(Data extracted from a collection)
==============================

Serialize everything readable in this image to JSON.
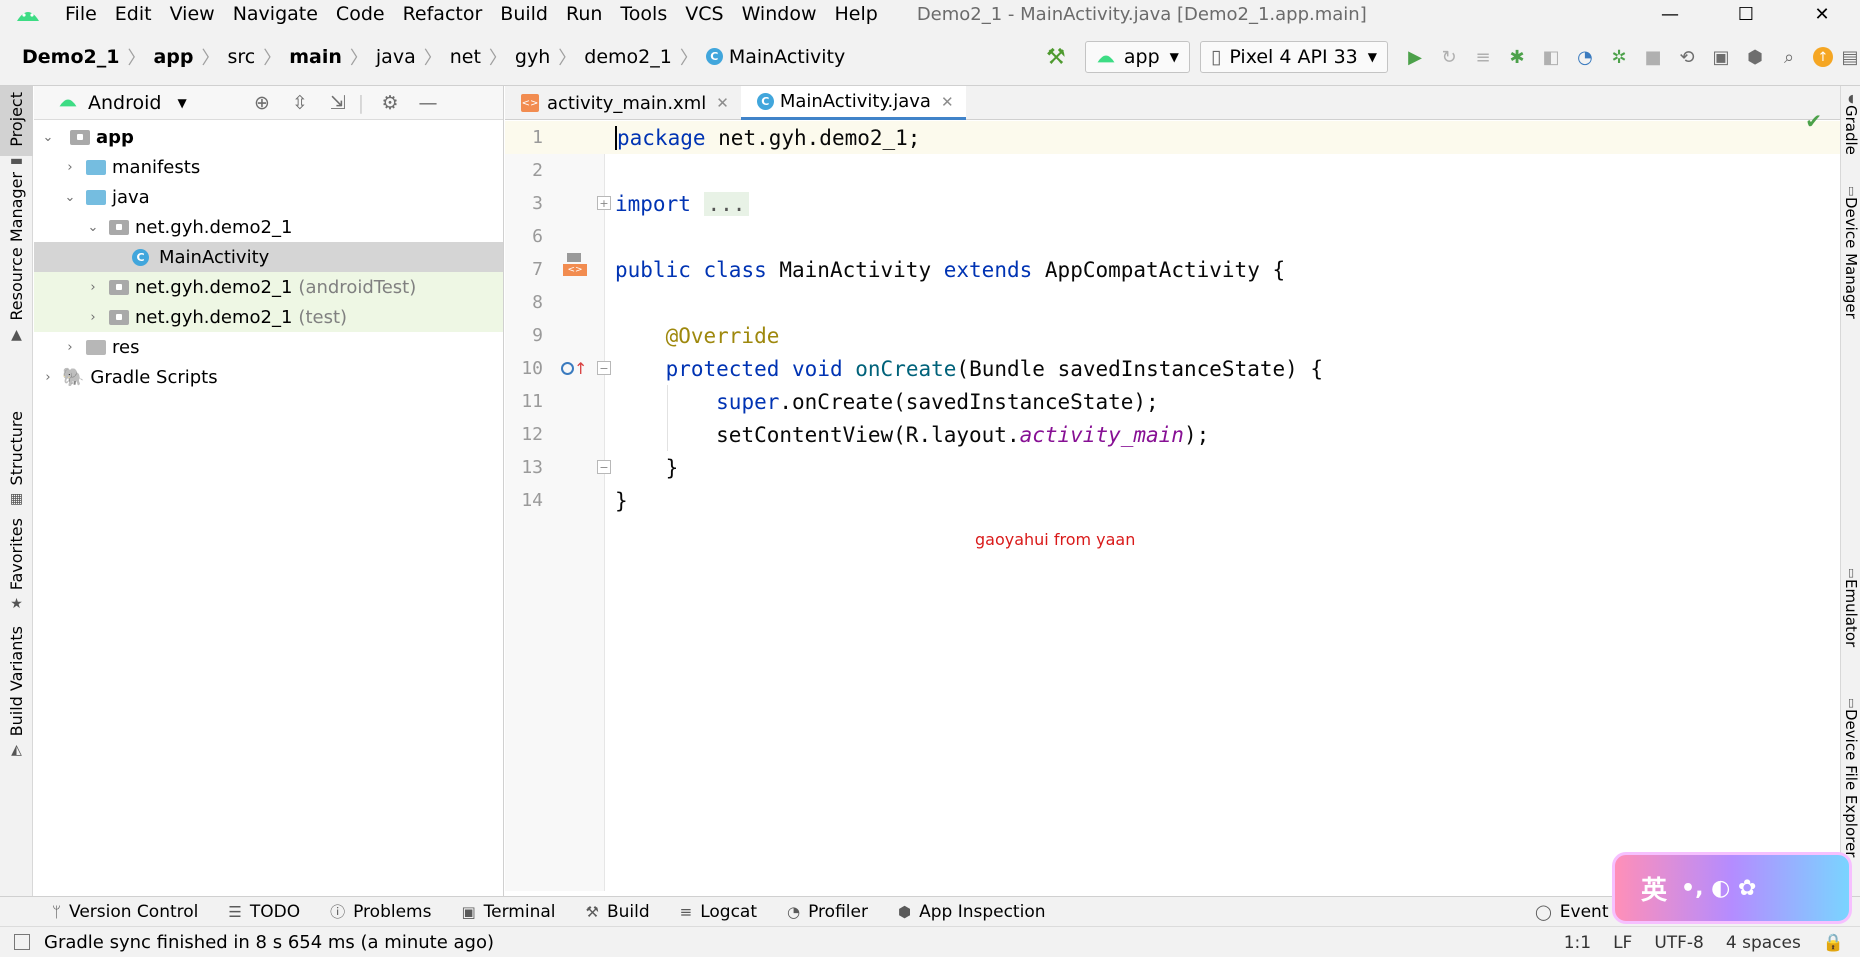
{
  "menubar": {
    "menus": [
      "File",
      "Edit",
      "View",
      "Navigate",
      "Code",
      "Refactor",
      "Build",
      "Run",
      "Tools",
      "VCS",
      "Window",
      "Help"
    ],
    "window_title": "Demo2_1 - MainActivity.java [Demo2_1.app.main]",
    "minimize": "—",
    "maximize": "☐",
    "close": "✕"
  },
  "breadcrumbs": {
    "items": [
      "Demo2_1",
      "app",
      "src",
      "main",
      "java",
      "net",
      "gyh",
      "demo2_1"
    ],
    "current": "MainActivity",
    "separator": "〉"
  },
  "toolbar": {
    "run_config": "app",
    "device": "Pixel 4 API 33"
  },
  "left_strip": {
    "tabs": [
      "Project",
      "Resource Manager",
      "Structure",
      "Favorites",
      "Build Variants"
    ]
  },
  "project_panel": {
    "view_mode": "Android",
    "tree": {
      "app": "app",
      "manifests": "manifests",
      "java": "java",
      "pkg_main": "net.gyh.demo2_1",
      "main_activity": "MainActivity",
      "pkg_android_test": "net.gyh.demo2_1",
      "android_test_suffix": "(androidTest)",
      "pkg_test": "net.gyh.demo2_1",
      "test_suffix": "(test)",
      "res": "res",
      "gradle_scripts": "Gradle Scripts"
    }
  },
  "editor_tabs": [
    {
      "label": "activity_main.xml",
      "active": false
    },
    {
      "label": "MainActivity.java",
      "active": true
    }
  ],
  "code": {
    "line_numbers": [
      "1",
      "2",
      "3",
      "6",
      "7",
      "8",
      "9",
      "10",
      "11",
      "12",
      "13",
      "14"
    ],
    "l1_kw": "package",
    "l1_rest": " net.gyh.demo2_1;",
    "l3_kw": "import",
    "l3_fold": "...",
    "l7_kw1": "public",
    "l7_kw2": "class",
    "l7_name": " MainActivity ",
    "l7_kw3": "extends",
    "l7_rest": " AppCompatActivity {",
    "l9_ann": "@Override",
    "l10_kw1": "protected",
    "l10_kw2": "void",
    "l10_mth": "onCreate",
    "l10_rest": "(Bundle savedInstanceState) {",
    "l11_kw": "super",
    "l11_rest": ".onCreate(savedInstanceState);",
    "l12_pre": "setContentView(R.layout.",
    "l12_ital": "activity_main",
    "l12_post": ");",
    "l13": "}",
    "l14": "}"
  },
  "watermark_text": "gaoyahui from yaan",
  "right_strip": {
    "tabs": [
      "Gradle",
      "Device Manager",
      "Emulator",
      "Device File Explorer"
    ]
  },
  "bottom_bar": {
    "items": [
      "Version Control",
      "TODO",
      "Problems",
      "Terminal",
      "Build",
      "Logcat",
      "Profiler",
      "App Inspection"
    ],
    "event_log": "Event Lo"
  },
  "status_bar": {
    "message": "Gradle sync finished in 8 s 654 ms (a minute ago)",
    "position": "1:1",
    "line_sep": "LF",
    "encoding": "UTF-8",
    "indent": "4 spaces"
  },
  "ime": {
    "label": "英"
  },
  "colors": {
    "keyword": "#0033b3",
    "annotation": "#9e880d",
    "method": "#00627a",
    "italic_field": "#871094",
    "android_green": "#3ddc84",
    "tab_underline": "#4083c9"
  }
}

==============================

Reproduce every line from the entries that holds the word "Gradle".

      "gradle_scripts": "Gradle Scripts"
      "Gradle",
    "message": "Gradle sync finished in 8 s 654 ms (a minute ago)",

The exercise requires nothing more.